- **DATASET**:
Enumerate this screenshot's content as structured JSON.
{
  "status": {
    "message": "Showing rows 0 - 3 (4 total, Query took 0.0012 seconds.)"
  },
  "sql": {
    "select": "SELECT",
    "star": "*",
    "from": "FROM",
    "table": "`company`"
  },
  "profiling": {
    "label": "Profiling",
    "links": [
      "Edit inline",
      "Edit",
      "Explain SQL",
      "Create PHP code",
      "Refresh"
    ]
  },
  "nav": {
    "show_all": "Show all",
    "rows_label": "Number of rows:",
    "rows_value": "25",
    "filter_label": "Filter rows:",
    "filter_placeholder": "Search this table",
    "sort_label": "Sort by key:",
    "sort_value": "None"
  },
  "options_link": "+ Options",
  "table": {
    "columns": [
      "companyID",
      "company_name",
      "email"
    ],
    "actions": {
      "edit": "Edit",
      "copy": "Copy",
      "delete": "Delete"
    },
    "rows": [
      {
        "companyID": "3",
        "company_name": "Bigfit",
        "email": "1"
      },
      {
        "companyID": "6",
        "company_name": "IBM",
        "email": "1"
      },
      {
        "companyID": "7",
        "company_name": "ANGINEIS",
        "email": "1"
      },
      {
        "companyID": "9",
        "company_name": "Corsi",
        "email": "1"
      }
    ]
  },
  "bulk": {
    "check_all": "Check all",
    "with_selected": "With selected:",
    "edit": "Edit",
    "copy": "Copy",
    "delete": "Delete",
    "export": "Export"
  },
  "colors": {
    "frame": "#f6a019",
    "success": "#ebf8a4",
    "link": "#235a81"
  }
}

- **SET PROBLEM**: Extract every record. Keep wording exact.

- **CORRECT OUTPUT**:
Enumerate this screenshot's content as structured JSON.
{
  "status": {
    "message": "Showing rows 0 - 3 (4 total, Query took 0.0012 seconds.)"
  },
  "sql": {
    "select": "SELECT",
    "star": "*",
    "from": "FROM",
    "table": "`company`"
  },
  "profiling": {
    "label": "Profiling",
    "links": [
      "Edit inline",
      "Edit",
      "Explain SQL",
      "Create PHP code",
      "Refresh"
    ]
  },
  "nav": {
    "show_all": "Show all",
    "rows_label": "Number of rows:",
    "rows_value": "25",
    "filter_label": "Filter rows:",
    "filter_placeholder": "Search this table",
    "sort_label": "Sort by key:",
    "sort_value": "None"
  },
  "options_link": "+ Options",
  "table": {
    "columns": [
      "companyID",
      "company_name",
      "email"
    ],
    "actions": {
      "edit": "Edit",
      "copy": "Copy",
      "delete": "Delete"
    },
    "rows": [
      {
        "companyID": "3",
        "company_name": "Bigfit",
        "email": "1"
      },
      {
        "companyID": "6",
        "company_name": "IBM",
        "email": "1"
      },
      {
        "companyID": "7",
        "company_name": "ANGINEIS",
        "email": "1"
      },
      {
        "companyID": "9",
        "company_name": "Corsi",
        "email": "1"
      }
    ]
  },
  "bulk": {
    "check_all": "Check all",
    "with_selected": "With selected:",
    "edit": "Edit",
    "copy": "Copy",
    "delete": "Delete",
    "export": "Export"
  },
  "colors": {
    "frame": "#f6a019",
    "success": "#ebf8a4",
    "link": "#235a81"
  }
}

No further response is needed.